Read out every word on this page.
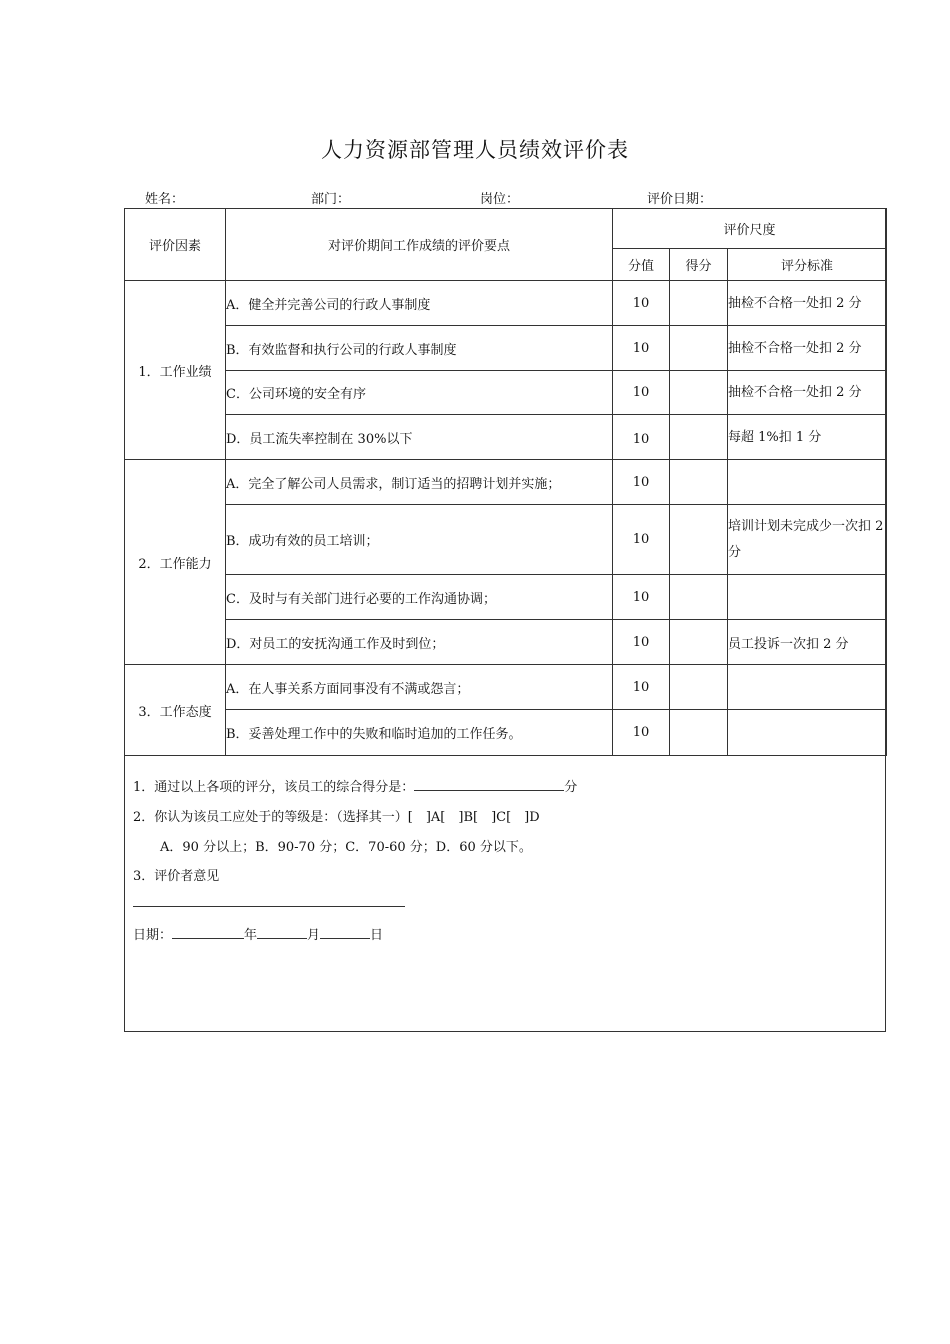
人力资源部管理人员绩效评价表
姓名：	部门：	岗位：	评价日期：
评价因素	对评价期间工作成绩的评价要点	评价尺度		
		分值	得分	评分标准
1．工作业绩	A．健全并完善公司的行政人事制度	10		抽检不合格一处扣 2 分
	B．有效监督和执行公司的行政人事制度	10		抽检不合格一处扣 2 分
	C．公司环境的安全有序	10		抽检不合格一处扣 2 分
	D．员工流失率控制在 30%以下	10		每超 1%扣 1 分
2．工作能力	A．完全了解公司人员需求，制订适当的招聘计划并实施；	10		
	B．成功有效的员工培训；	10		培训计划未完成少一次扣 2 分
	C．及时与有关部门进行必要的工作沟通协调；	10		
	D．对员工的安抚沟通工作及时到位；	10		员工投诉一次扣 2 分
3．工作态度	A．在人事关系方面同事没有不满或怨言；	10		
	B．妥善处理工作中的失败和临时追加的工作任务。	10		
1．通过以上各项的评分，该员工的综合得分是：	分
2．你认为该员工应处于的等级是：（选择其一）[　]A[　]B[　]C[　]D
A．90 分以上；B．90-70 分；C．70-60 分；D．60 分以下。
3．评价者意见
日期：	年	月	日
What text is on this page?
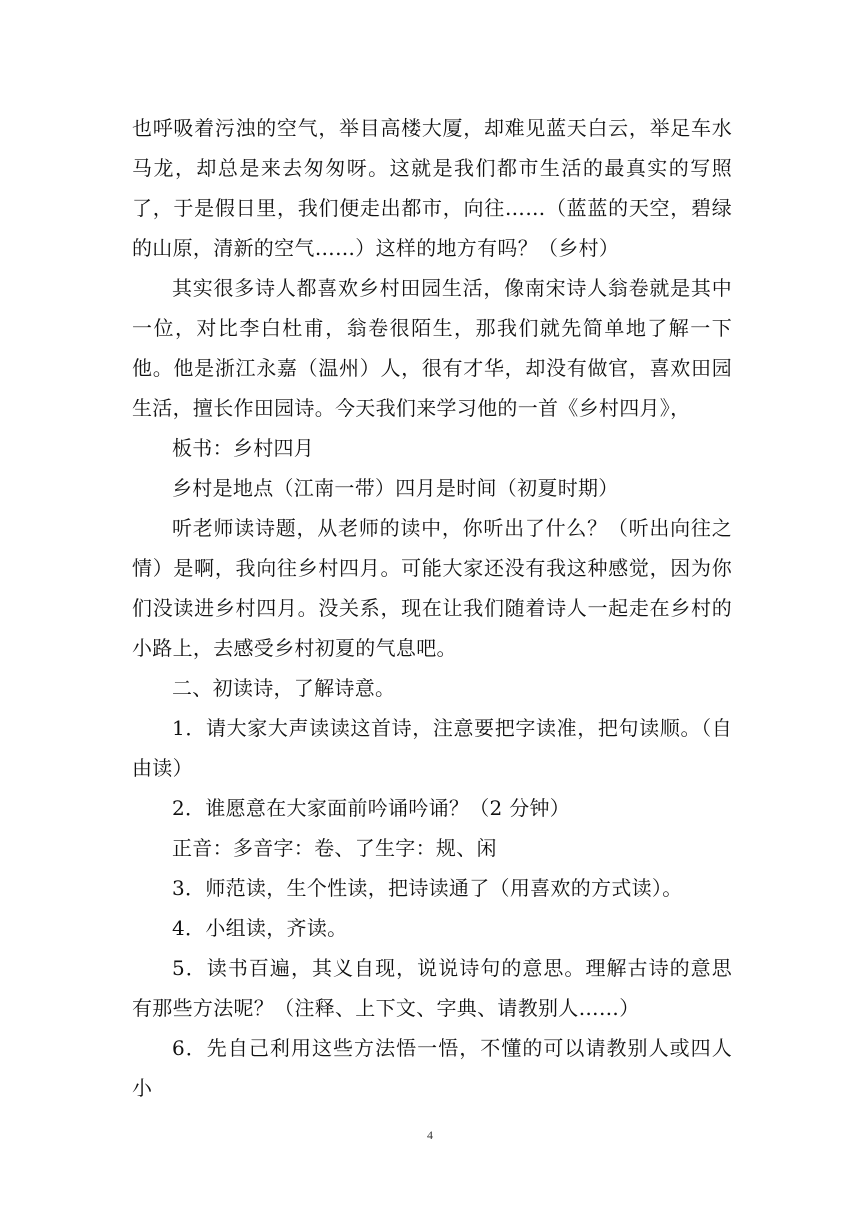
也呼吸着污浊的空气，举目高楼大厦，却难见蓝天白云，举足车水马龙，却总是来去匆匆呀。这就是我们都市生活的最真实的写照了，于是假日里，我们便走出都市，向往……（蓝蓝的天空，碧绿的山原，清新的空气……）这样的地方有吗？（乡村）

其实很多诗人都喜欢乡村田园生活，像南宋诗人翁卷就是其中一位，对比李白杜甫，翁卷很陌生，那我们就先简单地了解一下他。他是浙江永嘉（温州）人，很有才华，却没有做官，喜欢田园生活，擅长作田园诗。今天我们来学习他的一首《乡村四月》，

板书：乡村四月

乡村是地点（江南一带）四月是时间（初夏时期）

听老师读诗题，从老师的读中，你听出了什么？（听出向往之情）是啊，我向往乡村四月。可能大家还没有我这种感觉，因为你们没读进乡村四月。没关系，现在让我们随着诗人一起走在乡村的小路上，去感受乡村初夏的气息吧。

二、初读诗，了解诗意。

1．请大家大声读读这首诗，注意要把字读准，把句读顺。（自由读）

2．谁愿意在大家面前吟诵吟诵？（2 分钟）

正音：多音字：卷、了生字：规、闲

3．师范读，生个性读，把诗读通了（用喜欢的方式读）。

4．小组读，齐读。

5．读书百遍，其义自现，说说诗句的意思。理解古诗的意思有那些方法呢？（注释、上下文、字典、请教别人……）

6．先自己利用这些方法悟一悟，不懂的可以请教别人或四人小

4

▶ **Task directions**
From the line with "What text is on this page?" down to the end of the entries, retype each line exactly as written, but drop the pictures.

▶ **Problem solution**
What text is on this page?
也呼吸着污浊的空气，举目高楼大厦，却难见蓝天白云，举足车水马龙，却总是来去匆匆呀。这就是我们都市生活的最真实的写照了，于是假日里，我们便走出都市，向往……（蓝蓝的天空，碧绿的山原，清新的空气……）这样的地方有吗？（乡村）

其实很多诗人都喜欢乡村田园生活，像南宋诗人翁卷就是其中一位，对比李白杜甫，翁卷很陌生，那我们就先简单地了解一下他。他是浙江永嘉（温州）人，很有才华，却没有做官，喜欢田园生活，擅长作田园诗。今天我们来学习他的一首《乡村四月》，

板书：乡村四月

乡村是地点（江南一带）四月是时间（初夏时期）

听老师读诗题，从老师的读中，你听出了什么？（听出向往之情）是啊，我向往乡村四月。可能大家还没有我这种感觉，因为你们没读进乡村四月。没关系，现在让我们随着诗人一起走在乡村的小路上，去感受乡村初夏的气息吧。

二、初读诗，了解诗意。

1．请大家大声读读这首诗，注意要把字读准，把句读顺。（自由读）

2．谁愿意在大家面前吟诵吟诵？（2 分钟）

正音：多音字：卷、了生字：规、闲

3．师范读，生个性读，把诗读通了（用喜欢的方式读）。

4．小组读，齐读。

5．读书百遍，其义自现，说说诗句的意思。理解古诗的意思有那些方法呢？（注释、上下文、字典、请教别人……）

6．先自己利用这些方法悟一悟，不懂的可以请教别人或四人小

4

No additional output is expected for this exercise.